§ The exercise
Copy all lines of the listing that include the string "отношений".

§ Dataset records

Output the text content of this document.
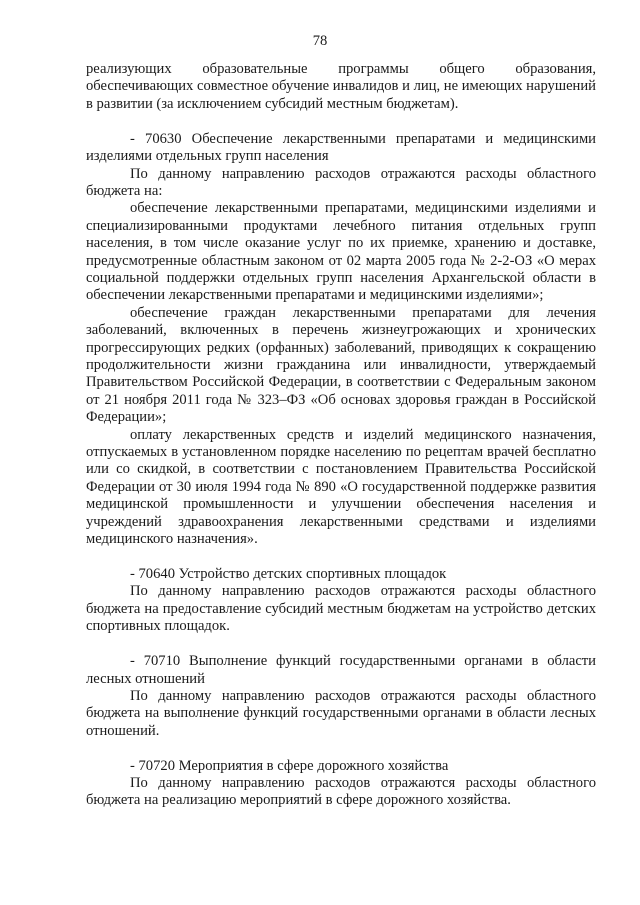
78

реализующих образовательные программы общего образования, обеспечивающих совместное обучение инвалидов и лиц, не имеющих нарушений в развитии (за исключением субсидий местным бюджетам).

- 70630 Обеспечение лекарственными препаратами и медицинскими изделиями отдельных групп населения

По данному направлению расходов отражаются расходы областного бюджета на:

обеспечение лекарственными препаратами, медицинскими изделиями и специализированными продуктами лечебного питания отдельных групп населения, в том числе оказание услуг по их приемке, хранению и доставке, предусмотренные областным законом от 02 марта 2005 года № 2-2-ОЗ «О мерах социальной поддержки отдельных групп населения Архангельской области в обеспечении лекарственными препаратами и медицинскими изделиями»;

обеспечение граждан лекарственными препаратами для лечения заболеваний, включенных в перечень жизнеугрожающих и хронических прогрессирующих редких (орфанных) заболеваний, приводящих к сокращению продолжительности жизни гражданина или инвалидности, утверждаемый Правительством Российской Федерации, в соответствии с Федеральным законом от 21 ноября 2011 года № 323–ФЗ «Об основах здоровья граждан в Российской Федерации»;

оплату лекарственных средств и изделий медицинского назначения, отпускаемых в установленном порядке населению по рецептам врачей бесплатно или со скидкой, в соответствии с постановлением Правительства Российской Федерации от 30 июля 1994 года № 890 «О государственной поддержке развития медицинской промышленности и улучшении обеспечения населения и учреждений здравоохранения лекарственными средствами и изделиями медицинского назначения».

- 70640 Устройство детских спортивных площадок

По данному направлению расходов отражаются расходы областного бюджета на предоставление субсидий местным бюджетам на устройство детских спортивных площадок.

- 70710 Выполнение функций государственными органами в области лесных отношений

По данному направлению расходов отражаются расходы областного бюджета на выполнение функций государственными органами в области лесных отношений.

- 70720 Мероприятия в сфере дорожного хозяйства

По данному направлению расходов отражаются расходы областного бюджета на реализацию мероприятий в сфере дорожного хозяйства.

* * *

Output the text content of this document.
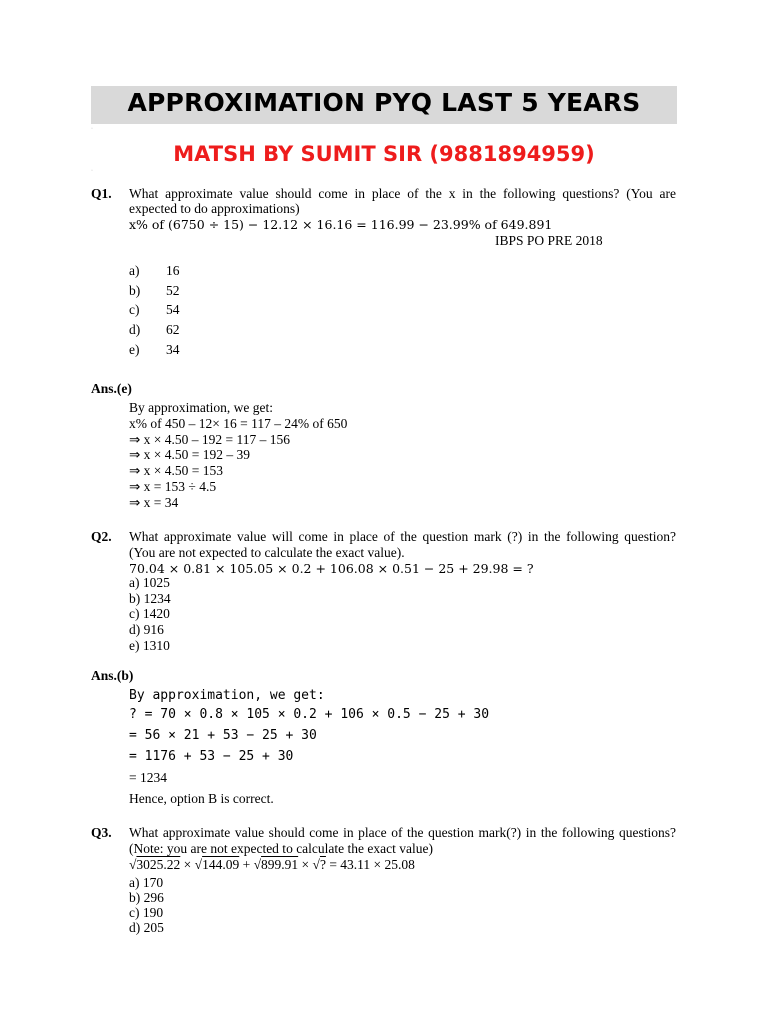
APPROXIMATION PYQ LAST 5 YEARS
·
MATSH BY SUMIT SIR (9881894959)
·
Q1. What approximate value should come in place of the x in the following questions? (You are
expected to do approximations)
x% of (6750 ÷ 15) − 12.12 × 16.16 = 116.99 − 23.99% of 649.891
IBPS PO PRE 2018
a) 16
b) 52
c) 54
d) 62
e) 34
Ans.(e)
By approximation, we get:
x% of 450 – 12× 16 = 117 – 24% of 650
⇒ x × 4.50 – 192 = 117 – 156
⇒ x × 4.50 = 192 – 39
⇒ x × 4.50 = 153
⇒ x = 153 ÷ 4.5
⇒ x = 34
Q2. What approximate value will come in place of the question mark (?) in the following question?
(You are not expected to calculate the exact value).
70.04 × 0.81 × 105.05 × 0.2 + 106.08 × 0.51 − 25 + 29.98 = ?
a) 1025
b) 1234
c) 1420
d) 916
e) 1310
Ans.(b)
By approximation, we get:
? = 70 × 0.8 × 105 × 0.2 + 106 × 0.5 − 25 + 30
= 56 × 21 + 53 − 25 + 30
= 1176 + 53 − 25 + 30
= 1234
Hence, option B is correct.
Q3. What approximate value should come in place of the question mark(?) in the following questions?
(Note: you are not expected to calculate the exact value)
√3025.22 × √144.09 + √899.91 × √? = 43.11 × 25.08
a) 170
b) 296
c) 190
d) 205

--

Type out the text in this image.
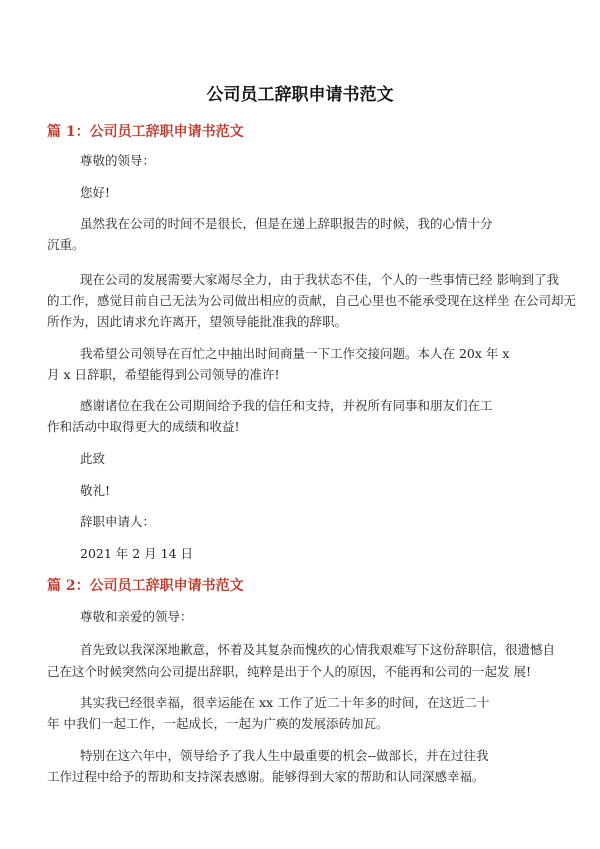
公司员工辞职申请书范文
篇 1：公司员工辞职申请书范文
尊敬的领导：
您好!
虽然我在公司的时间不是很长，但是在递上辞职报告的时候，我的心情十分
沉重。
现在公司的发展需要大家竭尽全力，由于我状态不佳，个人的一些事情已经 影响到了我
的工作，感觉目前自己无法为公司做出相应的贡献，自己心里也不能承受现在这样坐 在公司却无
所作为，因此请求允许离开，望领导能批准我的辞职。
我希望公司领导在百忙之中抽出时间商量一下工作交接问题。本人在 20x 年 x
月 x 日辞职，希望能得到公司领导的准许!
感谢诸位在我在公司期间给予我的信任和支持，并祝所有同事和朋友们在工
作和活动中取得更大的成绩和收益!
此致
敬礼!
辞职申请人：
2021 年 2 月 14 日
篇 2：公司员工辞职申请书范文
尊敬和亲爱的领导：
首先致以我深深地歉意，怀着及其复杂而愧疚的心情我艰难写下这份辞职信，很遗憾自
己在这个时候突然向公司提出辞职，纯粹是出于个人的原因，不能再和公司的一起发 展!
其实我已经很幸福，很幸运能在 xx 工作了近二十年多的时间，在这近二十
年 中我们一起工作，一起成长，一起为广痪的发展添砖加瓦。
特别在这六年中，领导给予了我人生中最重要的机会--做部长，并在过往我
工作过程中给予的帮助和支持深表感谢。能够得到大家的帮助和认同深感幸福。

§ Task response
- 70710 Выполнение функций государственными органами в области лесных отношений
По данному направлению расходов отражаются расходы областного бюджета на выполнение функций государственными органами в области лесных отношений.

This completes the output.